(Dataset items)
········

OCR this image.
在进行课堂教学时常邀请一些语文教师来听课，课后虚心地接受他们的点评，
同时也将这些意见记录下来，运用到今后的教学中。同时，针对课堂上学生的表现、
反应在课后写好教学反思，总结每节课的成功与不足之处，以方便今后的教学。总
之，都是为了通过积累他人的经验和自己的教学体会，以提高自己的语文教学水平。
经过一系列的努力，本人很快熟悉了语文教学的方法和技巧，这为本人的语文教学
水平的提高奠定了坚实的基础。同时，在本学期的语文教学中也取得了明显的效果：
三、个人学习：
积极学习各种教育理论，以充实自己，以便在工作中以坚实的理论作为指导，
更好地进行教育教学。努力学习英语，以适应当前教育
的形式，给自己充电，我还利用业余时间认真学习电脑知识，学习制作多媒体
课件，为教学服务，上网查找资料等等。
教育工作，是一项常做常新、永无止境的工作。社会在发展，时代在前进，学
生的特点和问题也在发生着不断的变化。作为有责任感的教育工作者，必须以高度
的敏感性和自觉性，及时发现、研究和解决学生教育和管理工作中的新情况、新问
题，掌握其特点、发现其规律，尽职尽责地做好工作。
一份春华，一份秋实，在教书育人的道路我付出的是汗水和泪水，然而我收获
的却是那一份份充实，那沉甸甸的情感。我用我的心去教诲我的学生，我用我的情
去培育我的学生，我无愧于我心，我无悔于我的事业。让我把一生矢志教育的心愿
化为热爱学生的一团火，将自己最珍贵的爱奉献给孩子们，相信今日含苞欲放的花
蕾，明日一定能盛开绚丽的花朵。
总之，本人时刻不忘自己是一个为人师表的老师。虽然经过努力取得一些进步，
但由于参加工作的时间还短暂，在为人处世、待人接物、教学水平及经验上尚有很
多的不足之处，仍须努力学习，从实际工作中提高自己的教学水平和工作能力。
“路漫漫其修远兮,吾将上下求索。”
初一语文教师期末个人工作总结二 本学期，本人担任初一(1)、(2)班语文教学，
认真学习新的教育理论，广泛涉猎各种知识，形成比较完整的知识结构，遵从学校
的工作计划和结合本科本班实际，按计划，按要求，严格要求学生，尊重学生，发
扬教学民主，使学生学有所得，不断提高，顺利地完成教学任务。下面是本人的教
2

········

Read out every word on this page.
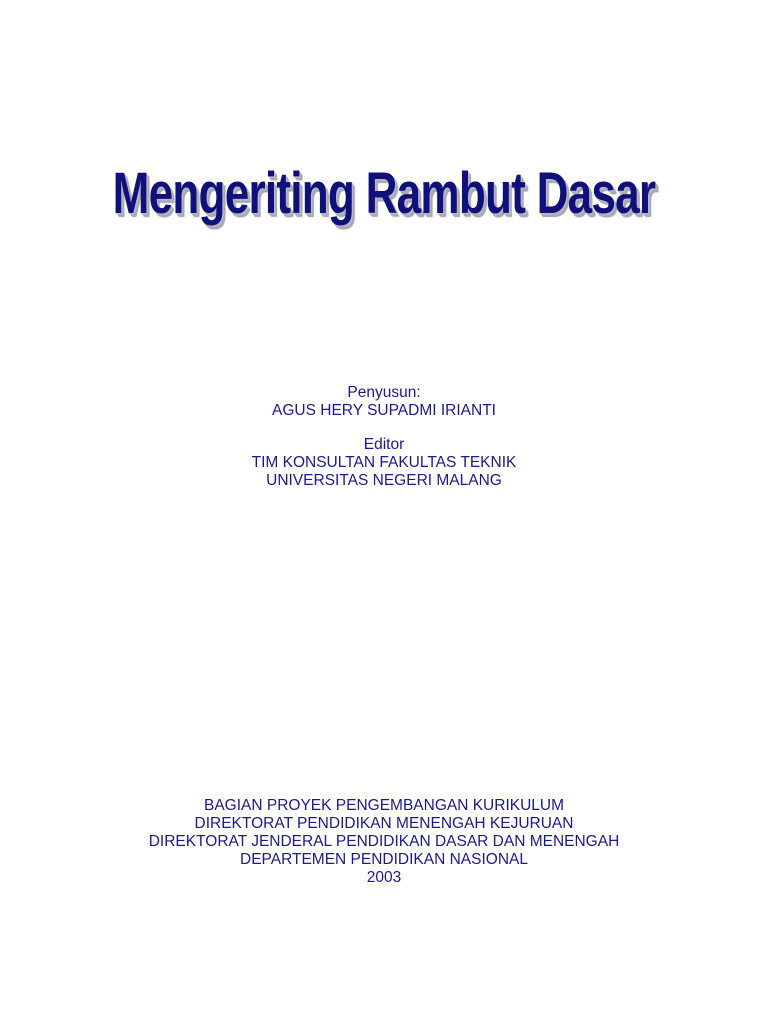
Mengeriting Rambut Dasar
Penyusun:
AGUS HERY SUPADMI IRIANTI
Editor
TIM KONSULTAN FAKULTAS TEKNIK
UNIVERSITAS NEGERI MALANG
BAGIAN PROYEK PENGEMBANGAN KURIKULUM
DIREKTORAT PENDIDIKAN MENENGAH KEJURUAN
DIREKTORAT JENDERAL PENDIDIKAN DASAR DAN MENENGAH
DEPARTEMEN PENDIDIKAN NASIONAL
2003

········

EXERCISE REQUIREMENTS:
Search the preceding listing for "MENENGAH" and extract every line where it is found.

RESPONSE TO THE TASK:
DIREKTORAT PENDIDIKAN MENENGAH KEJURUAN
DIREKTORAT JENDERAL PENDIDIKAN DASAR DAN MENENGAH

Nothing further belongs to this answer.